### [RECORDED INFORMATION]
- - - - - - -

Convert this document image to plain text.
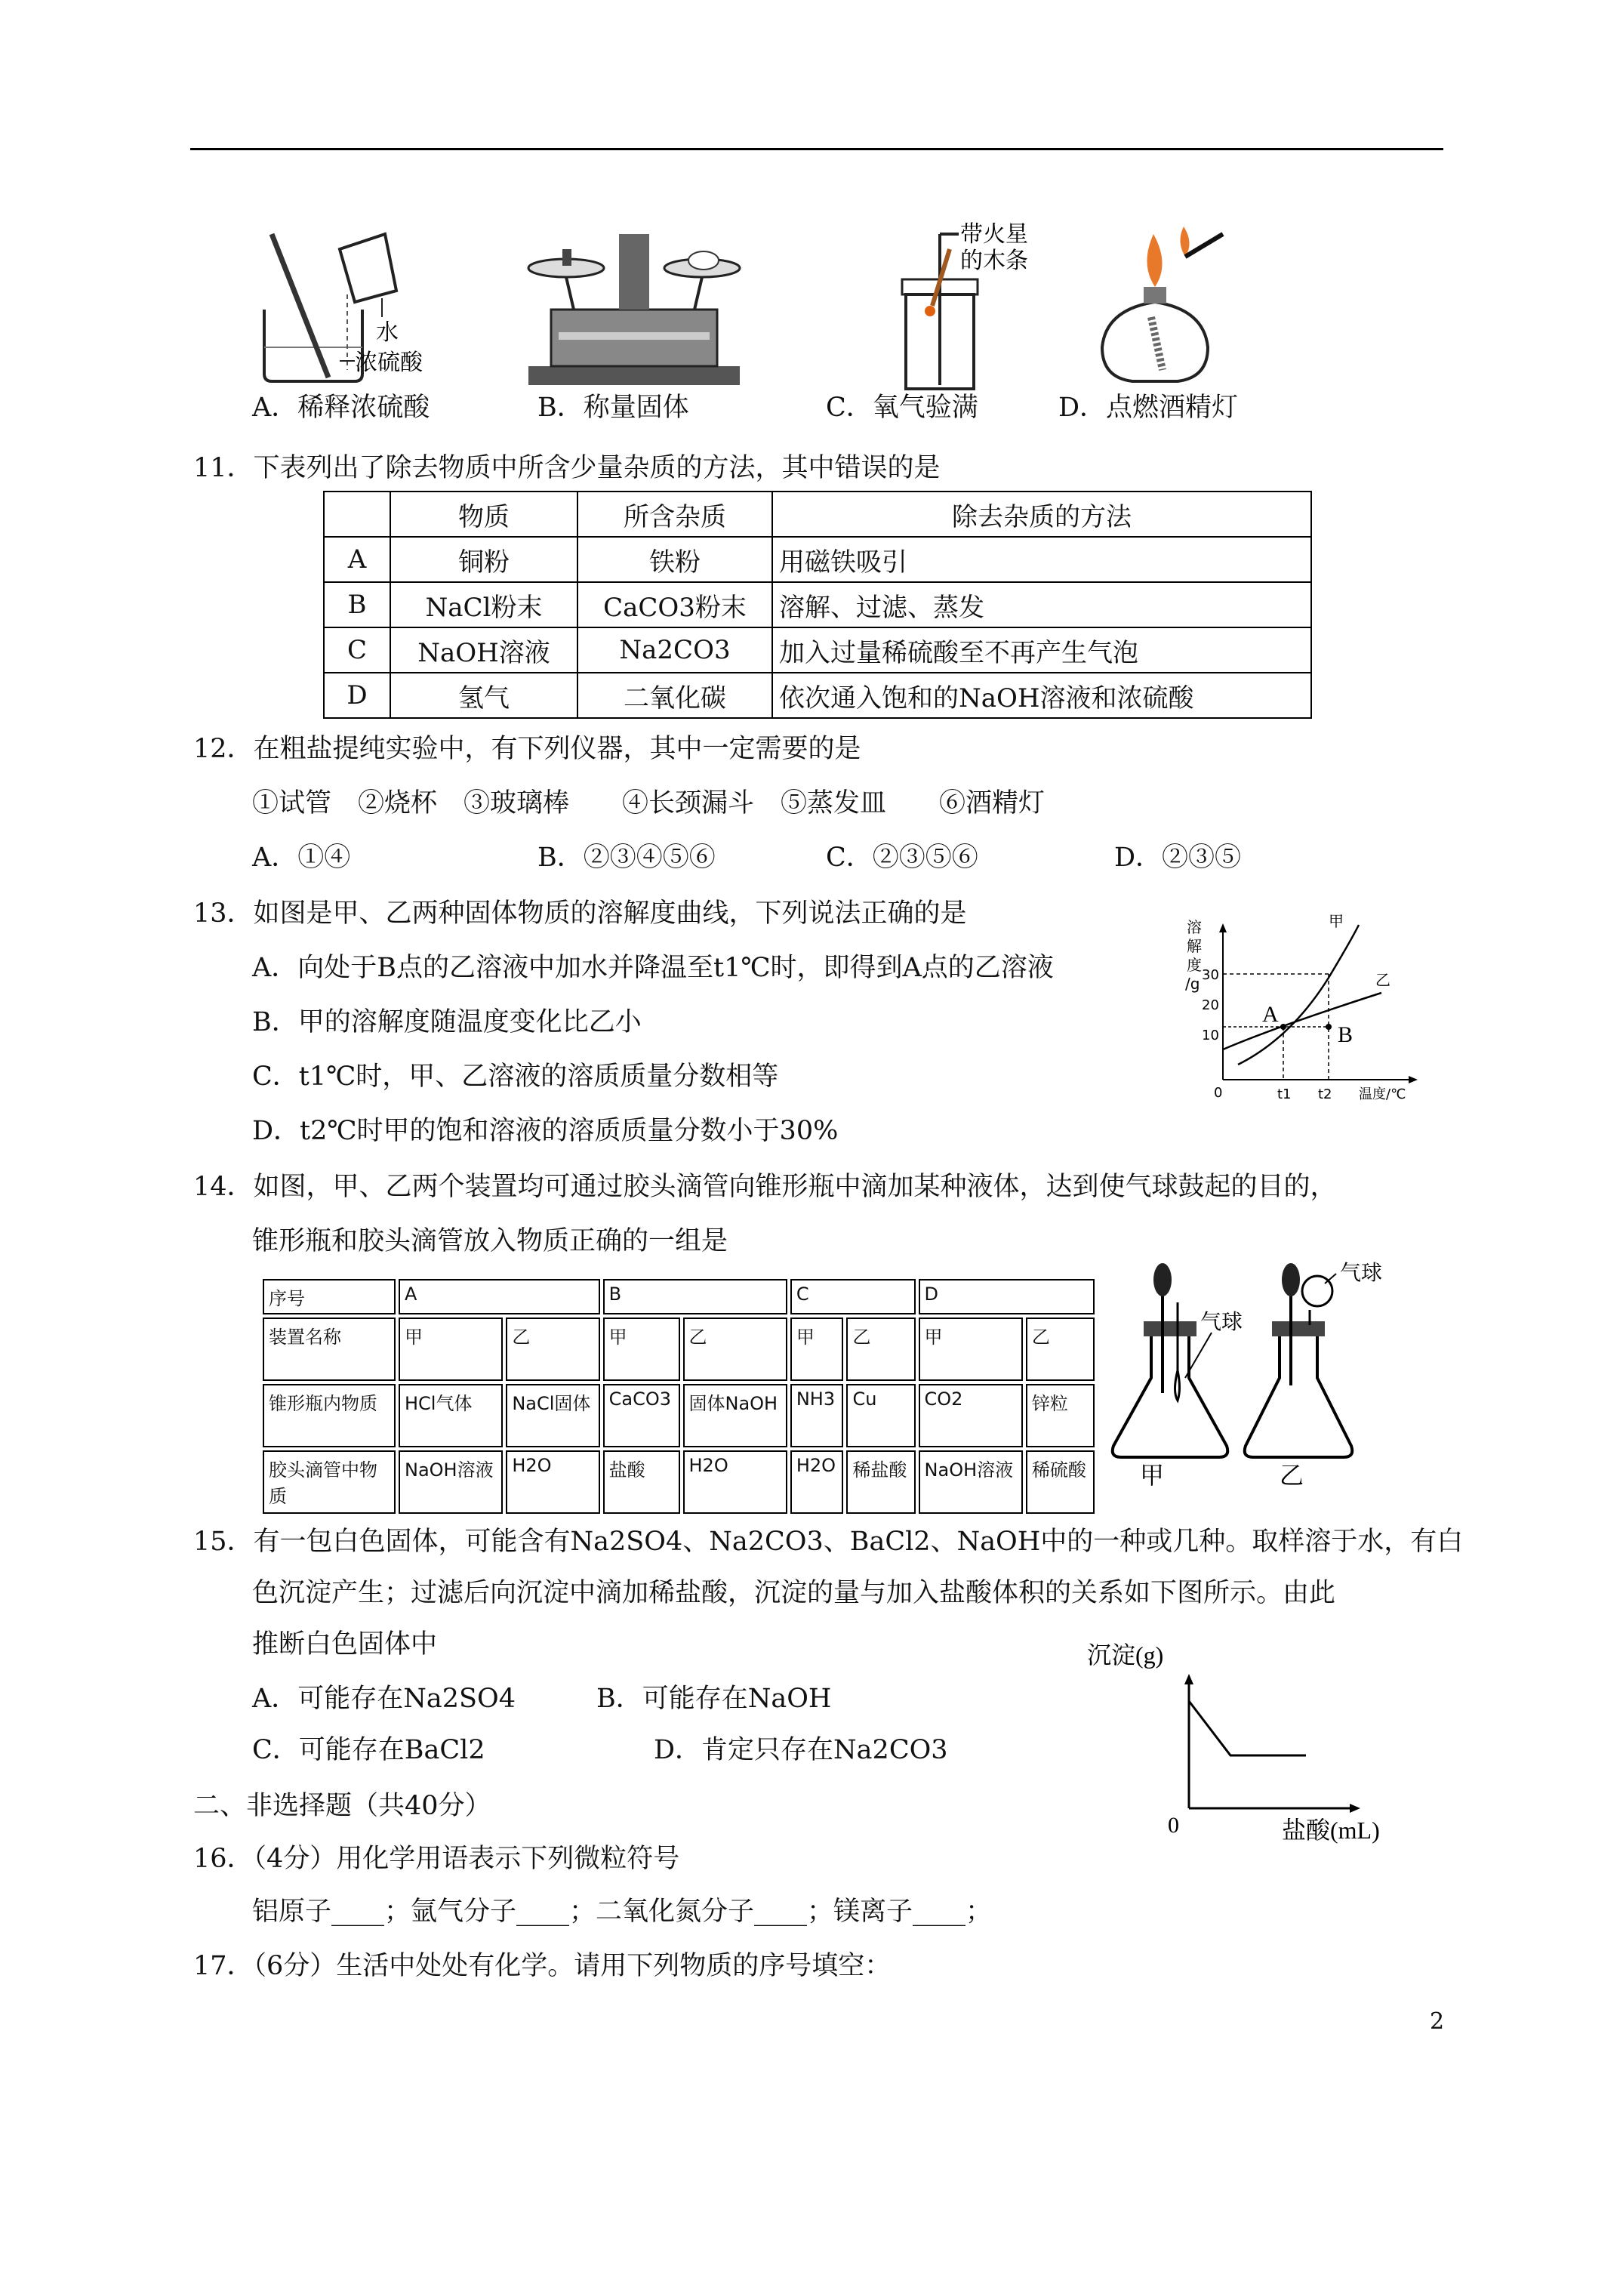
水
浓硫酸
带火星
的木条
A．稀释浓硫酸	B．称量固体	C．氧气验满	D．点燃酒精灯
11．下表列出了除去物质中所含少量杂质的方法，其中错误的是
	物质	所含杂质	除去杂质的方法
A	铜粉	铁粉	用磁铁吸引
B	NaCl粉末	CaCO3粉末	溶解、过滤、蒸发
C	NaOH溶液	Na2CO3	加入过量稀硫酸至不再产生气泡
D	氢气	二氧化碳	依次通入饱和的NaOH溶液和浓硫酸
12．在粗盐提纯实验中，有下列仪器，其中一定需要的是
①试管　②烧杯　③玻璃棒　　④长颈漏斗　⑤蒸发皿　　⑥酒精灯
A．①④	B．②③④⑤⑥	C．②③⑤⑥	D．②③⑤
13．如图是甲、乙两种固体物质的溶解度曲线，下列说法正确的是
A．向处于B点的乙溶液中加水并降温至t1℃时，即得到A点的乙溶液
B．甲的溶解度随温度变化比乙小
C．t1℃时，甲、乙溶液的溶质质量分数相等
D．t2℃时甲的饱和溶液的溶质质量分数小于30%
溶
解
度
/g 30
20
10
0	t1 t2 温度/℃
甲
乙
A
B
14．如图，甲、乙两个装置均可通过胶头滴管向锥形瓶中滴加某种液体，达到使气球鼓起的目的，
锥形瓶和胶头滴管放入物质正确的一组是
序号	A		B		C		D	
装置名称	甲	乙	甲	乙	甲	乙	甲	乙
锥形瓶内物质	HCl气体	NaCl固体	CaCO3	固体NaOH	NH3	Cu	CO2	锌粒
胶头滴管中物质	NaOH溶液	H2O	盐酸	H2O	H2O	稀盐酸	NaOH溶液	稀硫酸 甲
气球
乙
气球
15．有一包白色固体，可能含有Na2SO4、Na2CO3、BaCl2、NaOH中的一种或几种。取样溶于水，有白
色沉淀产生；过滤后向沉淀中滴加稀盐酸，沉淀的量与加入盐酸体积的关系如下图所示。由此
推断白色固体中
A．可能存在Na2SO4	B．可能存在NaOH
C．可能存在BaCl2	D．肯定只存在Na2CO3
沉淀(g)
0	盐酸(mL)
二、非选择题（共40分）
16．（4分）用化学用语表示下列微粒符号
铝原子____；氩气分子____；二氧化氮分子____；镁离子____；
17．（6分）生活中处处有化学。请用下列物质的序号填空：
2
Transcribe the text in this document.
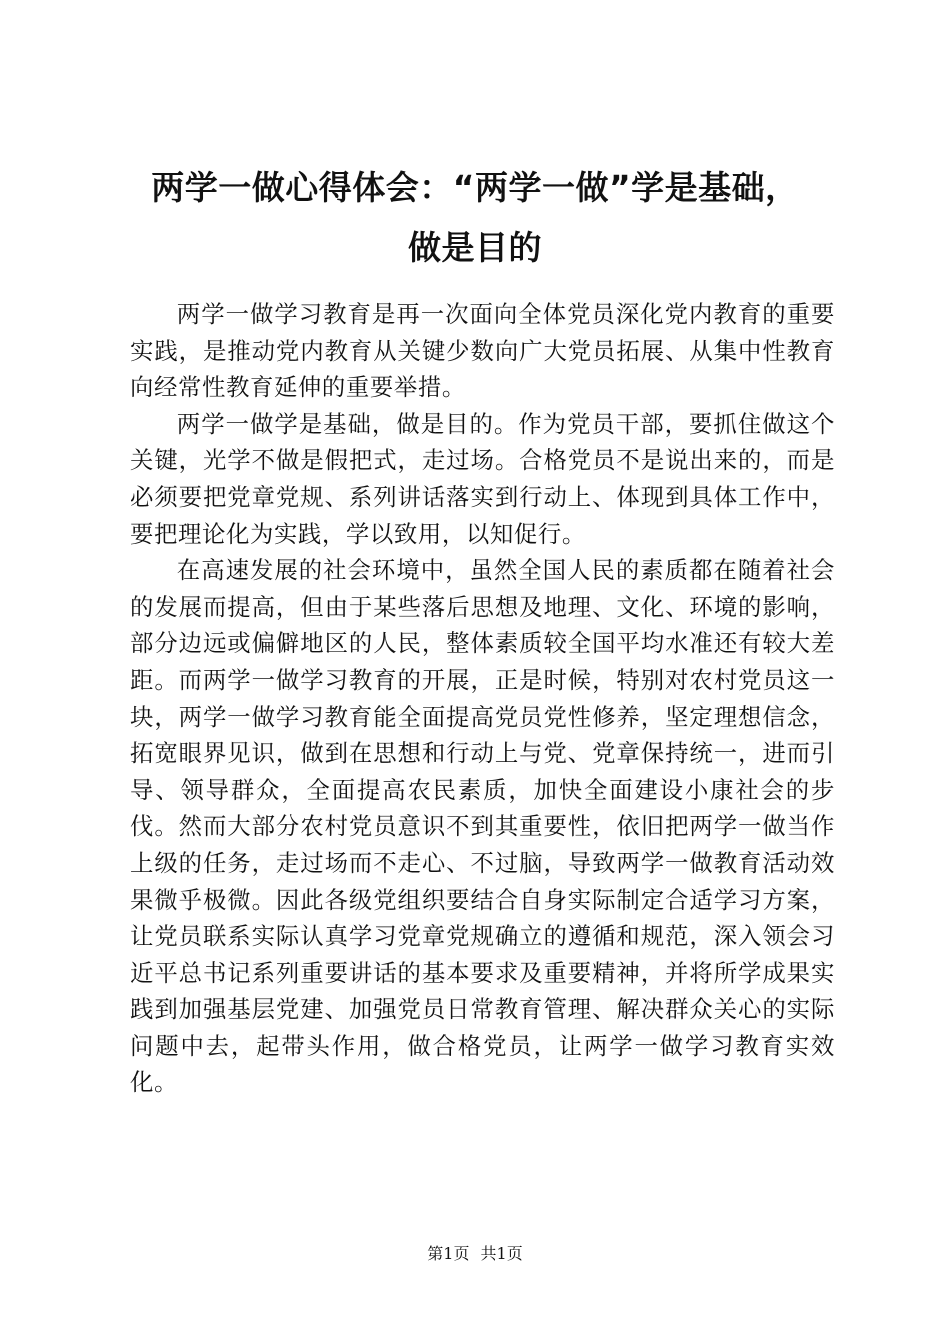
两学一做心得体会：“两学一做”学是基础，
做是目的

两学一做学习教育是再一次面向全体党员深化党内教育的重要实践，是推动党内教育从关键少数向广大党员拓展、从集中性教育向经常性教育延伸的重要举措。

两学一做学是基础，做是目的。作为党员干部，要抓住做这个关键，光学不做是假把式，走过场。合格党员不是说出来的，而是必须要把党章党规、系列讲话落实到行动上、体现到具体工作中，要把理论化为实践，学以致用，以知促行。

在高速发展的社会环境中，虽然全国人民的素质都在随着社会的发展而提高，但由于某些落后思想及地理、文化、环境的影响，部分边远或偏僻地区的人民，整体素质较全国平均水准还有较大差距。而两学一做学习教育的开展，正是时候，特别对农村党员这一块，两学一做学习教育能全面提高党员党性修养，坚定理想信念，拓宽眼界见识，做到在思想和行动上与党、党章保持统一，进而引导、领导群众，全面提高农民素质，加快全面建设小康社会的步伐。然而大部分农村党员意识不到其重要性，依旧把两学一做当作上级的任务，走过场而不走心、不过脑，导致两学一做教育活动效果微乎极微。因此各级党组织要结合自身实际制定合适学习方案，让党员联系实际认真学习党章党规确立的遵循和规范，深入领会习近平总书记系列重要讲话的基本要求及重要精神，并将所学成果实践到加强基层党建、加强党员日常教育管理、解决群众关心的实际问题中去，起带头作用，做合格党员，让两学一做学习教育实效化。

第1页 共1页
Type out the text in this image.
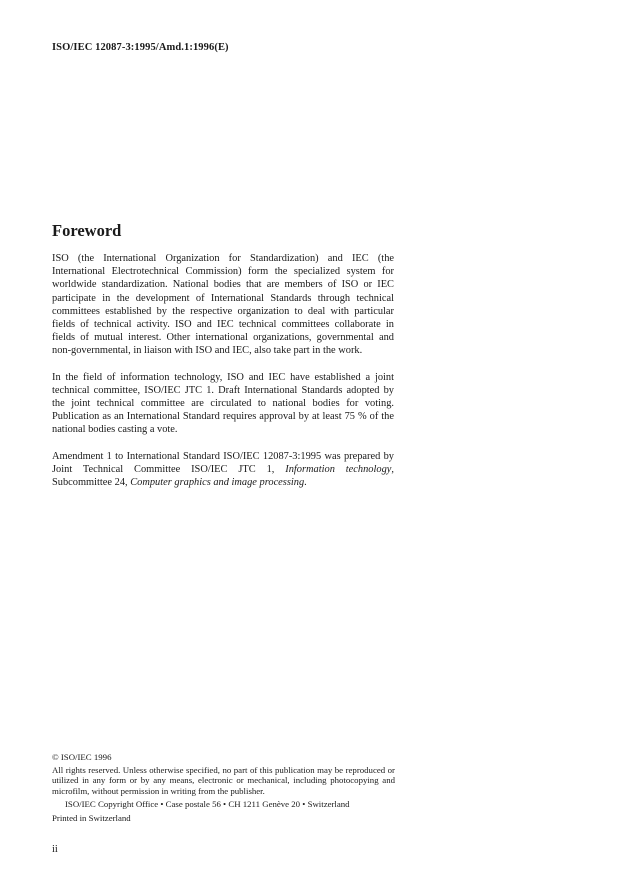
ISO/IEC 12087-3:1995/Amd.1:1996(E)
Foreword

ISO (the International Organization for Standardization) and IEC (the International Electrotechnical Commission) form the specialized system for worldwide standardization. National bodies that are members of ISO or IEC participate in the development of International Standards through technical committees established by the respective organization to deal with particular fields of technical activity. ISO and IEC technical committees collaborate in fields of mutual interest. Other international organizations, governmental and non-governmental, in liaison with ISO and IEC, also take part in the work.

In the field of information technology, ISO and IEC have established a joint technical committee, ISO/IEC JTC 1. Draft International Standards adopted by the joint technical committee are circulated to national bodies for voting. Publication as an International Standard requires approval by at least 75 % of the national bodies casting a vote.

Amendment 1 to International Standard ISO/IEC 12087-3:1995 was prepared by Joint Technical Committee ISO/IEC JTC 1, Information technology, Subcommittee 24, Computer graphics and image processing.

© ISO/IEC 1996

All rights reserved. Unless otherwise specified, no part of this publication may be reproduced or utilized in any form or by any means, electronic or mechanical, including photocopying and microfilm, without permission in writing from the publisher.

ISO/IEC Copyright Office • Case postale 56 • CH 1211 Genève 20 • Switzerland

Printed in Switzerland

ii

- - - - - - -

### [SET PROBLEM]
Quote the full listing above word for word; exclude every picture from the copy.

### [FULL SOLUTION]
Convert this document image to plain text.
水
浓硫酸
带火星
的木条
A．稀释浓硫酸	B．称量固体	C．氧气验满	D．点燃酒精灯
11．下表列出了除去物质中所含少量杂质的方法，其中错误的是
	物质	所含杂质	除去杂质的方法
A	铜粉	铁粉	用磁铁吸引
B	NaCl粉末	CaCO3粉末	溶解、过滤、蒸发
C	NaOH溶液	Na2CO3	加入过量稀硫酸至不再产生气泡
D	氢气	二氧化碳	依次通入饱和的NaOH溶液和浓硫酸
12．在粗盐提纯实验中，有下列仪器，其中一定需要的是
①试管　②烧杯　③玻璃棒　　④长颈漏斗　⑤蒸发皿　　⑥酒精灯
A．①④	B．②③④⑤⑥	C．②③⑤⑥	D．②③⑤
13．如图是甲、乙两种固体物质的溶解度曲线，下列说法正确的是
A．向处于B点的乙溶液中加水并降温至t1℃时，即得到A点的乙溶液
B．甲的溶解度随温度变化比乙小
C．t1℃时，甲、乙溶液的溶质质量分数相等
D．t2℃时甲的饱和溶液的溶质质量分数小于30%
溶
解
度
/g 30
20
10
0	t1 t2 温度/℃
甲
乙
A
B
14．如图，甲、乙两个装置均可通过胶头滴管向锥形瓶中滴加某种液体，达到使气球鼓起的目的，
锥形瓶和胶头滴管放入物质正确的一组是
序号	A		B		C		D	
装置名称	甲	乙	甲	乙	甲	乙	甲	乙
锥形瓶内物质	HCl气体	NaCl固体	CaCO3	固体NaOH	NH3	Cu	CO2	锌粒
胶头滴管中物质	NaOH溶液	H2O	盐酸	H2O	H2O	稀盐酸	NaOH溶液	稀硫酸 甲
气球
乙
气球
15．有一包白色固体，可能含有Na2SO4、Na2CO3、BaCl2、NaOH中的一种或几种。取样溶于水，有白
色沉淀产生；过滤后向沉淀中滴加稀盐酸，沉淀的量与加入盐酸体积的关系如下图所示。由此
推断白色固体中
A．可能存在Na2SO4	B．可能存在NaOH
C．可能存在BaCl2	D．肯定只存在Na2CO3
沉淀(g)
0	盐酸(mL)
二、非选择题（共40分）
16．（4分）用化学用语表示下列微粒符号
铝原子____；氩气分子____；二氧化氮分子____；镁离子____；
17．（6分）生活中处处有化学。请用下列物质的序号填空：
2
Transcribe the text in this document.
两学一做心得体会：“两学一做”学是基础，
做是目的

两学一做学习教育是再一次面向全体党员深化党内教育的重要实践，是推动党内教育从关键少数向广大党员拓展、从集中性教育向经常性教育延伸的重要举措。

两学一做学是基础，做是目的。作为党员干部，要抓住做这个关键，光学不做是假把式，走过场。合格党员不是说出来的，而是必须要把党章党规、系列讲话落实到行动上、体现到具体工作中，要把理论化为实践，学以致用，以知促行。

在高速发展的社会环境中，虽然全国人民的素质都在随着社会的发展而提高，但由于某些落后思想及地理、文化、环境的影响，部分边远或偏僻地区的人民，整体素质较全国平均水准还有较大差距。而两学一做学习教育的开展，正是时候，特别对农村党员这一块，两学一做学习教育能全面提高党员党性修养，坚定理想信念，拓宽眼界见识，做到在思想和行动上与党、党章保持统一，进而引导、领导群众，全面提高农民素质，加快全面建设小康社会的步伐。然而大部分农村党员意识不到其重要性，依旧把两学一做当作上级的任务，走过场而不走心、不过脑，导致两学一做教育活动效果微乎极微。因此各级党组织要结合自身实际制定合适学习方案，让党员联系实际认真学习党章党规确立的遵循和规范，深入领会习近平总书记系列重要讲话的基本要求及重要精神，并将所学成果实践到加强基层党建、加强党员日常教育管理、解决群众关心的实际问题中去，起带头作用，做合格党员，让两学一做学习教育实效化。

第1页 共1页
Type out the text in this image.
ISO/IEC 12087-3:1995/Amd.1:1996(E)
Foreword

ISO (the International Organization for Standardization) and IEC (the International Electrotechnical Commission) form the specialized system for worldwide standardization. National bodies that are members of ISO or IEC participate in the development of International Standards through technical committees established by the respective organization to deal with particular fields of technical activity. ISO and IEC technical committees collaborate in fields of mutual interest. Other international organizations, governmental and non-governmental, in liaison with ISO and IEC, also take part in the work.

In the field of information technology, ISO and IEC have established a joint technical committee, ISO/IEC JTC 1. Draft International Standards adopted by the joint technical committee are circulated to national bodies for voting. Publication as an International Standard requires approval by at least 75 % of the national bodies casting a vote.

Amendment 1 to International Standard ISO/IEC 12087-3:1995 was prepared by Joint Technical Committee ISO/IEC JTC 1, Information technology, Subcommittee 24, Computer graphics and image processing.

© ISO/IEC 1996

All rights reserved. Unless otherwise specified, no part of this publication may be reproduced or utilized in any form or by any means, electronic or mechanical, including photocopying and microfilm, without permission in writing from the publisher.

ISO/IEC Copyright Office • Case postale 56 • CH 1211 Genève 20 • Switzerland

Printed in Switzerland

ii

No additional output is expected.